Boxed element entries:
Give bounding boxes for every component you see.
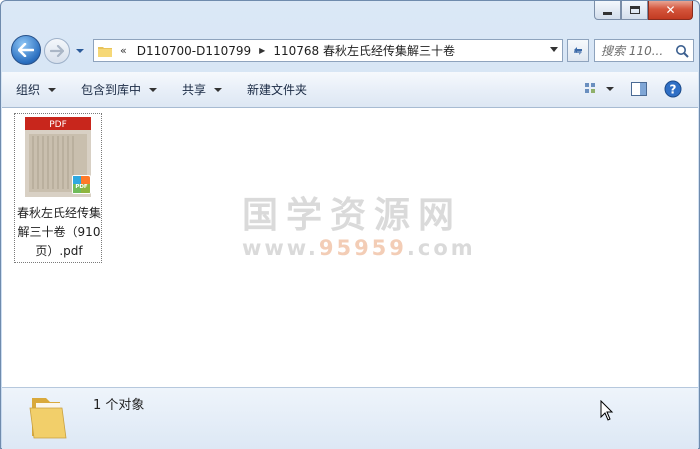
forward-button[interactable] (44, 38, 70, 64)
view-options-icon (585, 83, 614, 93)
maximize-icon (629, 6, 640, 14)
breadcrumb-segment-current[interactable]: 110768 春秋左氏经传集解三十卷 (273, 42, 455, 59)
share-label: 共享 (182, 83, 207, 97)
watermark: 国学资源网 www.95959.com (242, 195, 473, 261)
view-options-button[interactable] (582, 78, 616, 100)
caption-buttons: ✕ (594, 1, 693, 20)
pdf-badge-icon: PDF (75, 184, 88, 190)
back-button[interactable] (11, 35, 41, 65)
breadcrumb-separator-icon[interactable]: ▶ (259, 46, 265, 55)
preview-pane-button[interactable] (628, 78, 650, 100)
organize-label: 组织 (16, 83, 41, 97)
preview-pane-icon (631, 82, 647, 96)
search-icon[interactable] (675, 44, 689, 61)
navigation-bar: « D110700-D110799 ▶ 110768 春秋左氏经传集解三十卷 (9, 35, 694, 65)
watermark-url-suffix: .com (406, 236, 476, 260)
new-folder-label: 新建文件夹 (247, 83, 308, 97)
back-arrow-icon (18, 43, 34, 57)
organize-menu-button[interactable]: 组织 (2, 78, 67, 102)
thumbnail-banner: PDF (49, 120, 67, 130)
forward-arrow-icon (50, 45, 64, 57)
address-dropdown-icon[interactable] (550, 47, 558, 52)
maximize-button[interactable] (621, 1, 648, 20)
refresh-button[interactable] (567, 39, 589, 62)
mouse-cursor-icon (600, 400, 614, 421)
recent-pages-button[interactable] (75, 45, 85, 55)
command-toolbar: 组织 包含到库中 共享 新建文件夹 ? (2, 72, 698, 108)
minimize-icon (603, 11, 612, 15)
chevron-down-icon (48, 87, 57, 92)
refresh-icon (574, 46, 582, 55)
details-pane: 1 个对象 (2, 387, 698, 449)
close-button[interactable]: ✕ (648, 1, 693, 20)
chevron-down-icon (149, 87, 158, 92)
watermark-url-highlight: 95959 (318, 236, 407, 260)
chevron-down-icon (76, 49, 84, 53)
svg-text:?: ? (670, 83, 677, 97)
chevron-down-icon (214, 87, 223, 92)
file-name[interactable]: 春秋左氏经传集解三十卷（910页）.pdf (17, 204, 101, 261)
watermark-url: www.95959.com (242, 236, 473, 260)
folder-icon (29, 398, 67, 439)
close-icon: ✕ (665, 3, 676, 17)
search-input[interactable] (601, 43, 673, 58)
share-button[interactable]: 共享 (168, 78, 233, 102)
explorer-window: ✕ « D110700-D110799 ▶ 110768 春秋左氏经传集解三十卷… (0, 0, 700, 449)
help-button[interactable]: ? (662, 78, 684, 100)
watermark-url-prefix: www. (242, 236, 319, 260)
watermark-title: 国学资源网 (242, 195, 463, 236)
search-box[interactable] (594, 39, 694, 62)
folder-icon (98, 46, 112, 57)
pdf-thumbnail: PDF PDF (25, 117, 91, 197)
include-in-library-button[interactable]: 包含到库中 (67, 78, 168, 102)
breadcrumb-segment[interactable]: D110700-D110799 (137, 44, 251, 58)
item-count: 1 个对象 (93, 398, 145, 413)
toolbar-right-group: ? (582, 78, 684, 100)
new-folder-button[interactable]: 新建文件夹 (233, 78, 318, 102)
include-in-library-label: 包含到库中 (81, 83, 142, 97)
address-bar[interactable]: « D110700-D110799 ▶ 110768 春秋左氏经传集解三十卷 (93, 39, 563, 62)
address-overflow-chevron[interactable]: « (120, 44, 127, 57)
minimize-button[interactable] (594, 1, 621, 20)
file-item[interactable]: PDF PDF 春秋左氏经传集解三十卷（910页）.pdf (14, 113, 102, 263)
help-icon: ? (664, 80, 682, 98)
file-list-area[interactable]: 国学资源网 www.95959.com PDF PDF 春秋左氏经传集解三十卷（… (2, 108, 698, 387)
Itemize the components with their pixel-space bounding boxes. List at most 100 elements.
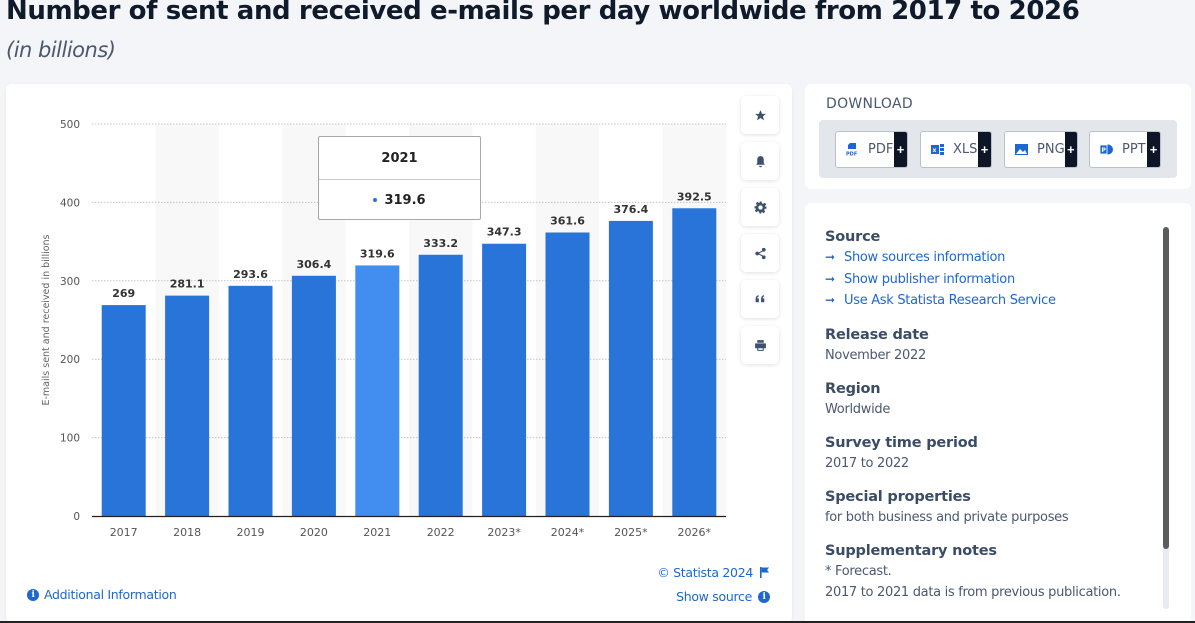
x-tick-label: 2024*	[551, 526, 585, 539]
release-date-value: November 2022	[825, 347, 926, 363]
y-tick-label: 0	[73, 511, 80, 523]
arrow-right-icon: ➞	[825, 293, 835, 307]
source-heading: Source	[825, 229, 881, 245]
source-section: Source ➞ Show sources information ➞ Show p…	[825, 227, 1155, 312]
plus-icon: +	[978, 132, 991, 167]
arrow-right-icon: ➞	[825, 271, 835, 286]
notification-button[interactable]	[741, 142, 779, 180]
y-axis-title: E-mails sent and received in billions	[41, 234, 52, 405]
region-value: Worldwide	[825, 401, 891, 417]
release-date-section: Release date November 2022	[825, 325, 1155, 366]
release-date-heading: Release date	[825, 326, 929, 343]
download-png-label: PNG	[1037, 142, 1065, 157]
data-label: 376.4	[614, 203, 649, 216]
x-tick-label: 2021	[363, 526, 391, 539]
info-icon: i	[758, 590, 770, 603]
ppt-icon: P	[1100, 143, 1113, 156]
svg-text:PDF: PDF	[846, 152, 857, 157]
scrollbar-thumb[interactable]	[1163, 227, 1169, 549]
link-label: Show publisher information	[844, 271, 1015, 287]
bar	[418, 254, 463, 517]
download-ppt-label: PPT	[1122, 142, 1146, 157]
additional-information-label: Additional Information	[44, 587, 177, 602]
bar	[291, 275, 336, 516]
bar	[672, 208, 717, 516]
plus-icon: +	[894, 132, 907, 167]
x-tick-label: 2022	[427, 526, 455, 539]
show-source-label: Show source	[676, 589, 752, 604]
pdf-icon: PDF	[846, 143, 859, 156]
link-label: Show sources information	[844, 250, 1006, 265]
svg-text:x: x	[933, 147, 937, 154]
favorite-button[interactable]	[741, 96, 779, 134]
bar	[482, 243, 527, 516]
copyright-label: © Statista 2024	[657, 565, 753, 580]
info-icon: i	[27, 588, 39, 601]
chart-toolbar	[741, 96, 781, 372]
share-button[interactable]	[741, 234, 779, 272]
show-publisher-link[interactable]: ➞ Show publisher information	[825, 269, 1155, 291]
chart-card: 0 100 200 300 400 500 E-mails sent and receive…	[6, 84, 792, 623]
data-label: 306.4	[297, 258, 332, 271]
arrow-right-icon: ➞	[825, 250, 835, 264]
download-xls-button[interactable]: x XLS +	[920, 131, 992, 168]
y-tick-label: 300	[60, 276, 80, 288]
page-subtitle: (in billions)	[6, 38, 116, 62]
x-tick-label: 2018	[173, 526, 201, 539]
x-tick-label: 2020	[300, 526, 328, 539]
supplementary-notes-section: Supplementary notes * Forecast. 2017 to …	[825, 541, 1155, 603]
survey-period-value: 2017 to 2022	[825, 455, 909, 471]
download-pdf-button[interactable]: PDF PDF +	[835, 131, 908, 168]
survey-period-section: Survey time period 2017 to 2022	[825, 433, 1155, 474]
data-label: 392.5	[677, 190, 712, 203]
additional-information-link[interactable]: i Additional Information	[27, 587, 177, 602]
details-scrollbar[interactable]	[1163, 227, 1169, 609]
xls-icon: x	[931, 143, 944, 156]
show-sources-link[interactable]: ➞ Show sources information	[825, 247, 1155, 269]
region-section: Region Worldwide	[825, 379, 1155, 420]
region-heading: Region	[825, 380, 881, 397]
statistic-details-panel: Source ➞ Show sources information ➞ Show p…	[805, 203, 1191, 623]
settings-button[interactable]	[741, 188, 779, 226]
y-tick-label: 100	[60, 433, 80, 445]
data-label: 281.1	[170, 278, 205, 291]
print-button[interactable]	[741, 326, 779, 364]
y-tick-label: 400	[60, 197, 80, 209]
x-tick-label: 2017	[110, 526, 138, 539]
show-source-link[interactable]: Show source i	[676, 589, 770, 604]
download-options: PDF PDF + x XLS + PNG + P PPT +	[819, 120, 1177, 178]
data-label: 361.6	[550, 215, 585, 228]
tooltip-value: 319.6	[384, 192, 426, 208]
bar	[165, 295, 210, 516]
details-content: Source ➞ Show sources information ➞ Show p…	[825, 227, 1155, 616]
bar	[101, 305, 146, 516]
printer-icon	[754, 339, 766, 351]
download-title: DOWNLOAD	[826, 96, 913, 112]
page-title: Number of sent and received e-mails per …	[6, 0, 1080, 26]
svg-text:P: P	[1102, 147, 1107, 154]
flag-icon	[760, 567, 770, 578]
tooltip-value-row: 319.6	[319, 180, 480, 220]
download-ppt-button[interactable]: P PPT +	[1089, 131, 1161, 168]
x-tick-label: 2023*	[487, 526, 521, 539]
y-tick-label: 200	[60, 354, 80, 366]
download-panel: DOWNLOAD PDF PDF + x XLS + PNG + P PPT +	[805, 84, 1191, 189]
data-label: 269	[112, 287, 135, 300]
bar	[228, 285, 273, 516]
data-label: 347.3	[487, 226, 522, 239]
y-tick-label: 500	[60, 119, 80, 131]
download-pdf-label: PDF	[868, 142, 894, 157]
ask-statista-link[interactable]: ➞ Use Ask Statista Research Service	[825, 290, 1155, 312]
special-properties-heading: Special properties	[825, 488, 971, 505]
supplementary-note: * Forecast.	[825, 563, 892, 579]
supplementary-notes-heading: Supplementary notes	[825, 542, 997, 559]
download-png-button[interactable]: PNG +	[1004, 131, 1078, 168]
chart-tooltip: 2021 319.6	[318, 136, 481, 220]
data-label: 293.6	[233, 268, 268, 281]
statista-copyright-link[interactable]: © Statista 2024	[657, 565, 770, 580]
cite-button[interactable]	[741, 280, 779, 318]
bar	[355, 265, 400, 516]
star-icon	[754, 109, 766, 120]
bar	[608, 220, 653, 516]
data-label: 319.6	[360, 247, 395, 260]
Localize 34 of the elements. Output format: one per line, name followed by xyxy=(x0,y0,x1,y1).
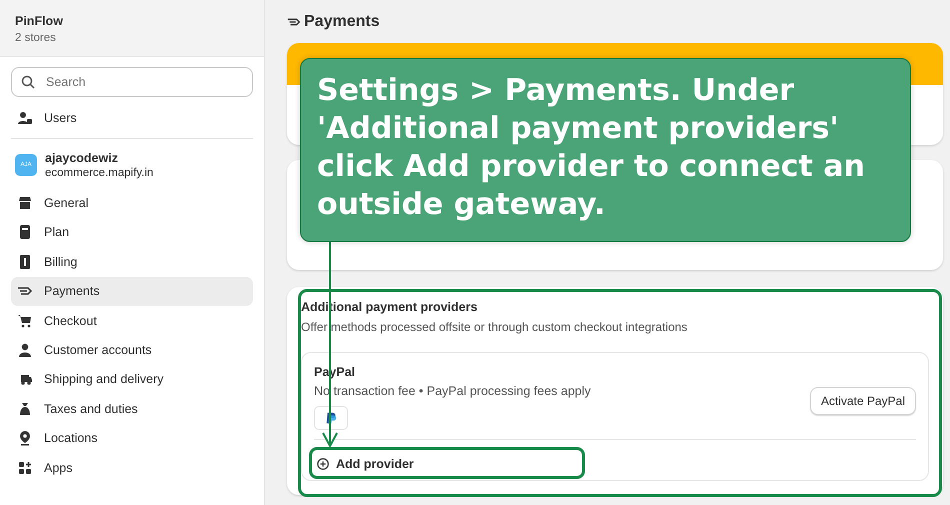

Problem statement → Gather every line of the entries above that contains the string "新建文件夹", treating case as significant.

The solution →
new-folder-label: 新建文件夹 (247, 83, 308, 97)
command-toolbar: 组织 包含到库中 共享 新建文件夹 ? (2, 72, 698, 108)
new-folder-button[interactable]: 新建文件夹 (233, 78, 318, 102)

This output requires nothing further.